# start of The records

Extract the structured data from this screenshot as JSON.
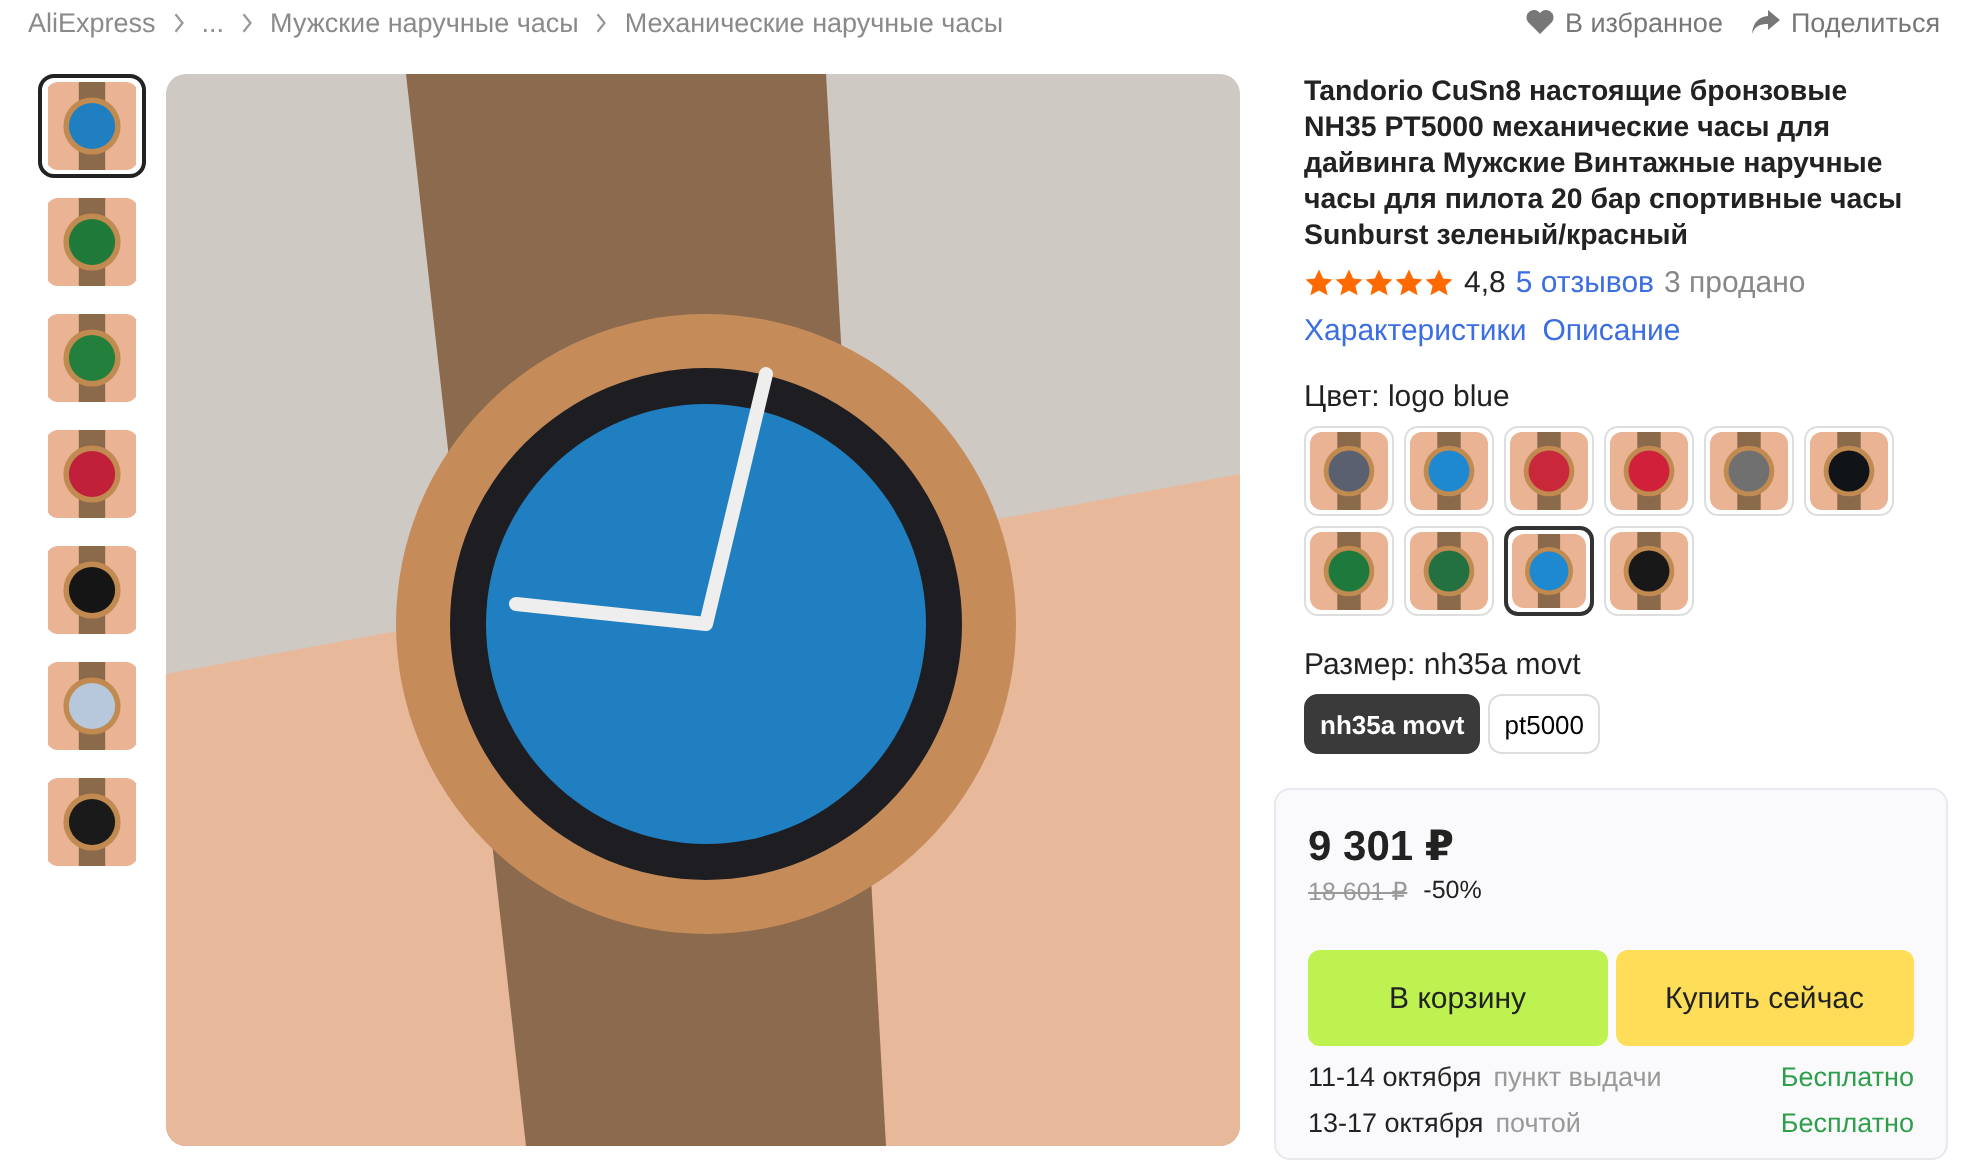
{
  "breadcrumbs": [
    "AliExpress",
    "...",
    "Мужские наручные часы",
    "Механические наручные часы"
  ],
  "actions": [
    {
      "kind": "favorite",
      "label": "В избранное"
    },
    {
      "kind": "share",
      "label": "Поделиться"
    }
  ],
  "gallery": {
    "thumbnails": [
      {
        "selected": true,
        "color": "#1f7fc0"
      },
      {
        "selected": false,
        "color": "#1f7a3a"
      },
      {
        "selected": false,
        "color": "#23803c"
      },
      {
        "selected": false,
        "color": "#c0203a"
      },
      {
        "selected": false,
        "color": "#151515"
      },
      {
        "selected": false,
        "color": "#b8c8dc"
      },
      {
        "selected": false,
        "color": "#1a1a1a"
      }
    ]
  },
  "product": {
    "title": "Tandorio CuSn8 настоящие бронзовые NH35 PT5000 механические часы для дайвинга Мужские Винтажные наручные часы для пилота 20 бар спортивные часы Sunburst зеленый/красный",
    "stars": 5,
    "rating": "4,8",
    "reviews": "5 отзывов",
    "sold": "3 продано",
    "links": [
      "Характеристики",
      "Описание"
    ]
  },
  "color_option": {
    "label": "Цвет: logo blue",
    "swatches": [
      {
        "selected": false,
        "color": "#5a6070"
      },
      {
        "selected": false,
        "color": "#1e88d0"
      },
      {
        "selected": false,
        "color": "#c8283a"
      },
      {
        "selected": false,
        "color": "#d0203a"
      },
      {
        "selected": false,
        "color": "#707070"
      },
      {
        "selected": false,
        "color": "#101418"
      },
      {
        "selected": false,
        "color": "#1e7a3c"
      },
      {
        "selected": false,
        "color": "#237040"
      },
      {
        "selected": true,
        "color": "#1e88d0"
      },
      {
        "selected": false,
        "color": "#181818"
      }
    ]
  },
  "size_option": {
    "label": "Размер: nh35a movt",
    "options": [
      {
        "label": "nh35a movt",
        "selected": true
      },
      {
        "label": "pt5000",
        "selected": false
      }
    ]
  },
  "purchase": {
    "price": "9 301 ₽",
    "old_price": "18 601 ₽",
    "discount": "-50%",
    "buttons": [
      {
        "kind": "cart",
        "label": "В корзину"
      },
      {
        "kind": "buy",
        "label": "Купить сейчас"
      }
    ],
    "delivery": [
      {
        "date": "11-14 октября",
        "method": "пункт выдачи",
        "cost": "Бесплатно"
      },
      {
        "date": "13-17 октября",
        "method": "почтой",
        "cost": "Бесплатно"
      }
    ]
  }
}
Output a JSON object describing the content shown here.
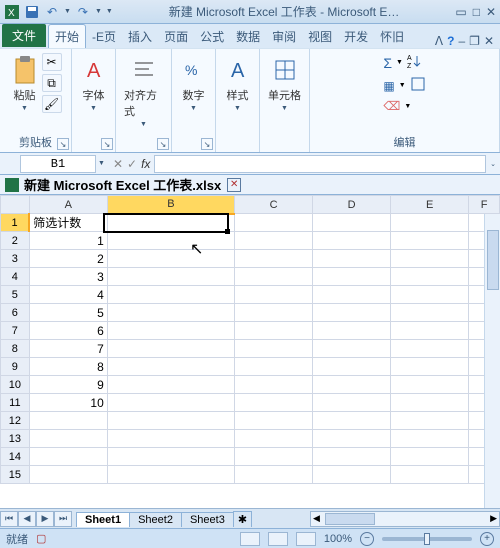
{
  "title": "新建 Microsoft Excel 工作表 - Microsoft E…",
  "ribbon": {
    "file": "文件",
    "tabs": [
      "开始",
      "-E页",
      "插入",
      "页面",
      "公式",
      "数据",
      "审阅",
      "视图",
      "开发",
      "怀旧"
    ],
    "groups": {
      "clipboard": {
        "paste": "粘贴",
        "label": "剪贴板"
      },
      "font": {
        "label": "字体"
      },
      "align": {
        "label": "对齐方式"
      },
      "number": {
        "label": "数字"
      },
      "styles": {
        "label": "样式"
      },
      "cells": {
        "label": "单元格"
      },
      "editing": {
        "label": "编辑"
      }
    }
  },
  "namebox": "B1",
  "workbook_name": "新建 Microsoft Excel 工作表.xlsx",
  "columns": [
    "A",
    "B",
    "C",
    "D",
    "E",
    "F"
  ],
  "rows": [
    {
      "n": 1,
      "A": "筛选计数",
      "B": ""
    },
    {
      "n": 2,
      "A": "1"
    },
    {
      "n": 3,
      "A": "2"
    },
    {
      "n": 4,
      "A": "3"
    },
    {
      "n": 5,
      "A": "4"
    },
    {
      "n": 6,
      "A": "5"
    },
    {
      "n": 7,
      "A": "6"
    },
    {
      "n": 8,
      "A": "7"
    },
    {
      "n": 9,
      "A": "8"
    },
    {
      "n": 10,
      "A": "9"
    },
    {
      "n": 11,
      "A": "10"
    },
    {
      "n": 12,
      "A": ""
    },
    {
      "n": 13,
      "A": ""
    },
    {
      "n": 14,
      "A": ""
    },
    {
      "n": 15,
      "A": ""
    }
  ],
  "selected": {
    "col": "B",
    "row": 1
  },
  "sheets": [
    "Sheet1",
    "Sheet2",
    "Sheet3"
  ],
  "active_sheet": 0,
  "status": {
    "ready": "就绪",
    "zoom": "100%"
  }
}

# end of The records

§ Written instruction
Each line of the data that includes the word "movt" counts once; report the total and nothing more.

§ Result below
2